⟨
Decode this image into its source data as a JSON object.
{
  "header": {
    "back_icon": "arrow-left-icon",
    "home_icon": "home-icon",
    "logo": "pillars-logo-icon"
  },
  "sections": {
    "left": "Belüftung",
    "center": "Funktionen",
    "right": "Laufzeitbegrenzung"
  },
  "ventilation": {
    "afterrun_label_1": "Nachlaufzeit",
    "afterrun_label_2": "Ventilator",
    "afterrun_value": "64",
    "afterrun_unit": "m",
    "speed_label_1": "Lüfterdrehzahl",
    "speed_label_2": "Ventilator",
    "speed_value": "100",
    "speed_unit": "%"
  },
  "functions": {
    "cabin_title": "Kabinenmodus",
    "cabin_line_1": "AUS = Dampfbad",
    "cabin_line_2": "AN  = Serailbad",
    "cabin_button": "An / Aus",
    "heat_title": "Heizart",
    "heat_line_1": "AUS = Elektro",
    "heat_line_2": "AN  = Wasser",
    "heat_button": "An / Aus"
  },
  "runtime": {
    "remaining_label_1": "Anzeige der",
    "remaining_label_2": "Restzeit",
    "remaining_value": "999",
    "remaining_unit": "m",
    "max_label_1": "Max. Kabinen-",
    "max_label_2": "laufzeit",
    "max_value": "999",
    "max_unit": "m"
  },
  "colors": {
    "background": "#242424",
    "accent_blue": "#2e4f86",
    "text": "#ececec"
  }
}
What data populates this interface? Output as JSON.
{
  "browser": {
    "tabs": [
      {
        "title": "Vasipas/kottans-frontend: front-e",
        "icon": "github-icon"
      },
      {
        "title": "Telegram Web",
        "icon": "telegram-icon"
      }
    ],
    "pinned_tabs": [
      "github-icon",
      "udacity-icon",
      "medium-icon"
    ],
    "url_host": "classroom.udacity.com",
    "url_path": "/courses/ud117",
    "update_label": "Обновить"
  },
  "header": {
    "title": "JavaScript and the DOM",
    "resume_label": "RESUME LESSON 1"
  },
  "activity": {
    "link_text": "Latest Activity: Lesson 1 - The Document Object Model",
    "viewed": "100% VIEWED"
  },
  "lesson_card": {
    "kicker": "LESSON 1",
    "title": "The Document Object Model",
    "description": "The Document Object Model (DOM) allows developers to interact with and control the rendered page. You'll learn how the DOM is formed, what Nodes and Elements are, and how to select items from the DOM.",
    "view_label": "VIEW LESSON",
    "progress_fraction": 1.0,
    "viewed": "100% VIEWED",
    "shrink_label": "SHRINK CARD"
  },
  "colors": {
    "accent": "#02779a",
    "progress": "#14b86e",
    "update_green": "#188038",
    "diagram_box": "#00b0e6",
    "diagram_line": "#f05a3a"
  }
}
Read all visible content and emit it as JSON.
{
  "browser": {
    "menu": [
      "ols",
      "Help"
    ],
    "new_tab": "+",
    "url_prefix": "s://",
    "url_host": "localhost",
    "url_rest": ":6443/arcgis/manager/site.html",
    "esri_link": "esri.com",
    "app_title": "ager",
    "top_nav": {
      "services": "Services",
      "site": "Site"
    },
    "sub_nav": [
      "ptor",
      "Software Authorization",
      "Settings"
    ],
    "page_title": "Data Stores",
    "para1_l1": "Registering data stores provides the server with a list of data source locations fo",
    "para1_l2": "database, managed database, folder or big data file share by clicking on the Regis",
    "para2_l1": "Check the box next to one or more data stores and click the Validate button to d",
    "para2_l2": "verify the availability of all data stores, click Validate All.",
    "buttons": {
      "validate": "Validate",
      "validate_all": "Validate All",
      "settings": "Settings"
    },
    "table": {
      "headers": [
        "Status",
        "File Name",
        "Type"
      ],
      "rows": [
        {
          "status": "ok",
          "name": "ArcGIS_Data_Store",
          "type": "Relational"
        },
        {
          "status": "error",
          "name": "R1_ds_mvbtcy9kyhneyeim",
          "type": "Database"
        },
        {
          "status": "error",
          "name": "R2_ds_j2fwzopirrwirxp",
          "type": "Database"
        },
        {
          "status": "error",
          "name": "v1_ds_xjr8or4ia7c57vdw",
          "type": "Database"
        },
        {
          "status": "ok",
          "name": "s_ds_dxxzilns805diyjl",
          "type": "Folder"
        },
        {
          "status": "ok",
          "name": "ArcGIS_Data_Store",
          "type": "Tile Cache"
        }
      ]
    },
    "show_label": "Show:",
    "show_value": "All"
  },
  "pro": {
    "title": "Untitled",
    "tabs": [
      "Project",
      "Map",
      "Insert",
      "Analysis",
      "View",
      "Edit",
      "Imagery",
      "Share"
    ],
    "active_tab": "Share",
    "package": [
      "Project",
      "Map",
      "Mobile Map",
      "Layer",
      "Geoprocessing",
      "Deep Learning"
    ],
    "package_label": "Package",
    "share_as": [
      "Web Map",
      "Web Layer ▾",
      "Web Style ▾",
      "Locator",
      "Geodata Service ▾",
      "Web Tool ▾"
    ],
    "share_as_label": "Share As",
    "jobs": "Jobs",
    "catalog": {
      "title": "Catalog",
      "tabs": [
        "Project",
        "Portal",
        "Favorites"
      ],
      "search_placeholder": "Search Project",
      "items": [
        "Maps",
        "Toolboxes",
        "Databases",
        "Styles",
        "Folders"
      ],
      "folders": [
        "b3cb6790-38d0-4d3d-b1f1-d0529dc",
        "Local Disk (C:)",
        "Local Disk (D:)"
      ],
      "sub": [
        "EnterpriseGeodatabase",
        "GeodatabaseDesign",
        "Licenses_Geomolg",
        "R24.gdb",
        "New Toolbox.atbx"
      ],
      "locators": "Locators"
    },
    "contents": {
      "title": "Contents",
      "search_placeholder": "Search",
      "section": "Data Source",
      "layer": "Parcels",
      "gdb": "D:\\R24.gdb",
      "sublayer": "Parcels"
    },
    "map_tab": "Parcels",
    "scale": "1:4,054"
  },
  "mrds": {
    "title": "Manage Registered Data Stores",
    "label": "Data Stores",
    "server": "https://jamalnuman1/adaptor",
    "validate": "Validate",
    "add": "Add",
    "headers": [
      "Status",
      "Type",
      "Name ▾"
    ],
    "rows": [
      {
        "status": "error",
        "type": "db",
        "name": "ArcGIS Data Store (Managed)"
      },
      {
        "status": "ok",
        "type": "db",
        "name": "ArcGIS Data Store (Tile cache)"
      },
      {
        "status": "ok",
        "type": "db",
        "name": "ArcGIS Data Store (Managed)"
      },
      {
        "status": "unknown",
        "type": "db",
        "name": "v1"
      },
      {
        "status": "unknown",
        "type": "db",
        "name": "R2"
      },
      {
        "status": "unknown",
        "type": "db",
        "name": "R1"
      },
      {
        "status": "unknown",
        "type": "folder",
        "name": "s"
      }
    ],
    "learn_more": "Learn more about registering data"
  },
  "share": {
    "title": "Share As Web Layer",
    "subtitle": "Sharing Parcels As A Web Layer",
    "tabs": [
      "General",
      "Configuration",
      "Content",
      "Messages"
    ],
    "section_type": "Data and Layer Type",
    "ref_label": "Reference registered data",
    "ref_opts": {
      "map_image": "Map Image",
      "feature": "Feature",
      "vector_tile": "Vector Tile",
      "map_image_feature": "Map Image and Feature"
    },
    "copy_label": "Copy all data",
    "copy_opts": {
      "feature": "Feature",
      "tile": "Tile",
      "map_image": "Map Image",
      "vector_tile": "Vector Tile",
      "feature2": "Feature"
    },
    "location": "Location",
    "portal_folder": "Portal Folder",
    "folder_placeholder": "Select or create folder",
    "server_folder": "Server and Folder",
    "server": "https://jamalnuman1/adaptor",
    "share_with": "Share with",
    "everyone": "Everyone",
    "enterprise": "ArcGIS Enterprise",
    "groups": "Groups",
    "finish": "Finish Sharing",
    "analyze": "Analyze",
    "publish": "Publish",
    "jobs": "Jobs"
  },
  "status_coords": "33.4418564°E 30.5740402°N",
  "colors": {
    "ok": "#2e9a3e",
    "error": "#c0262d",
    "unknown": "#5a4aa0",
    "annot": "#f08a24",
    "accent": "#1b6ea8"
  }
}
⟩
Show all lines from the listing above in which "Sharing" appears.

■ **Answer to this problem**
    "subtitle": "Sharing Parcels As A Web Layer",
    "finish": "Finish Sharing",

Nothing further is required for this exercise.